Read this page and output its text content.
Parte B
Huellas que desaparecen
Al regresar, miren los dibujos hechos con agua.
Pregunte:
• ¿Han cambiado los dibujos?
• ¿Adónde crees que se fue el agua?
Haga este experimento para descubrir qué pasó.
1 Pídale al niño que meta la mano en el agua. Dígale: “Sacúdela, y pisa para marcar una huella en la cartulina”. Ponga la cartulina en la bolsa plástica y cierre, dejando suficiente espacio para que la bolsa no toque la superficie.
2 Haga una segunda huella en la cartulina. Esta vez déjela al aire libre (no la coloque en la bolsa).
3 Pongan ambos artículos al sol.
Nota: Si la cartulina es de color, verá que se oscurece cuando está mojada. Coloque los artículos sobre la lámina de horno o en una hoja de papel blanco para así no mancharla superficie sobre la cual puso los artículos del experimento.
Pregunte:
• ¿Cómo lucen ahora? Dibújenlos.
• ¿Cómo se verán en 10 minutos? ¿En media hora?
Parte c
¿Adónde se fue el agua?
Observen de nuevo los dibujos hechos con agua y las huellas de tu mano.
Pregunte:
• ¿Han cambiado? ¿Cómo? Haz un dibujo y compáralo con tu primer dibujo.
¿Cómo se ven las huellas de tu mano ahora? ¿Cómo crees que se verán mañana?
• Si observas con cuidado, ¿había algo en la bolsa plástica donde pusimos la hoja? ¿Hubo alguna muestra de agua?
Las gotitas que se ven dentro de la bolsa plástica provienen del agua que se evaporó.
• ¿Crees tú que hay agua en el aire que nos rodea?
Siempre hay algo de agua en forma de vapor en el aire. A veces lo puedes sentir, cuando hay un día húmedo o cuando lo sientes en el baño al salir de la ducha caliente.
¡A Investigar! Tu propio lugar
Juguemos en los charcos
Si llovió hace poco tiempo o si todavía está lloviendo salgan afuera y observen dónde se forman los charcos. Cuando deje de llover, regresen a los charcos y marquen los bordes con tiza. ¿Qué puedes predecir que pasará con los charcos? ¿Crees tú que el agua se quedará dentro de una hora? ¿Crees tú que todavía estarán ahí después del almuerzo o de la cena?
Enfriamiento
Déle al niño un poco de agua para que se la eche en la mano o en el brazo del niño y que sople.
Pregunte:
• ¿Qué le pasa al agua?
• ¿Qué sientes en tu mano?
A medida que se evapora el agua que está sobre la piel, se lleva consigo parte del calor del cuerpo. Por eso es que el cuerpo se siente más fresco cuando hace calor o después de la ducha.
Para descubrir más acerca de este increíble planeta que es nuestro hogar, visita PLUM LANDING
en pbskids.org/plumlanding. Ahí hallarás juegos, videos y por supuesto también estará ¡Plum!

════════

▶ **Problem requirements**: Copy out all lines from the material above that contain the string "está".

▶ **Exercise result**:
Nota: Si la cartulina es de color, verá que se oscurece cuando está mojada. Coloque los artículos sobre la lámina de horno o en una hoja de papel blanco para así no mancharla superficie sobre la cual puso los artículos del experimento.
Si llovió hace poco tiempo o si todavía está lloviendo salgan afuera y observen dónde se forman los charcos. Cuando deje de llover, regresen a los charcos y marquen los bordes con tiza. ¿Qué puedes predecir que pasará con los charcos? ¿Crees tú que el agua se quedará dentro de una hora? ¿Crees tú que todavía estarán ahí después del almuerzo o de la cena?
A medida que se evapora el agua que está sobre la piel, se lleva consigo parte del calor del cuerpo. Por eso es que el cuerpo se siente más fresco cuando hace calor o después de la ducha.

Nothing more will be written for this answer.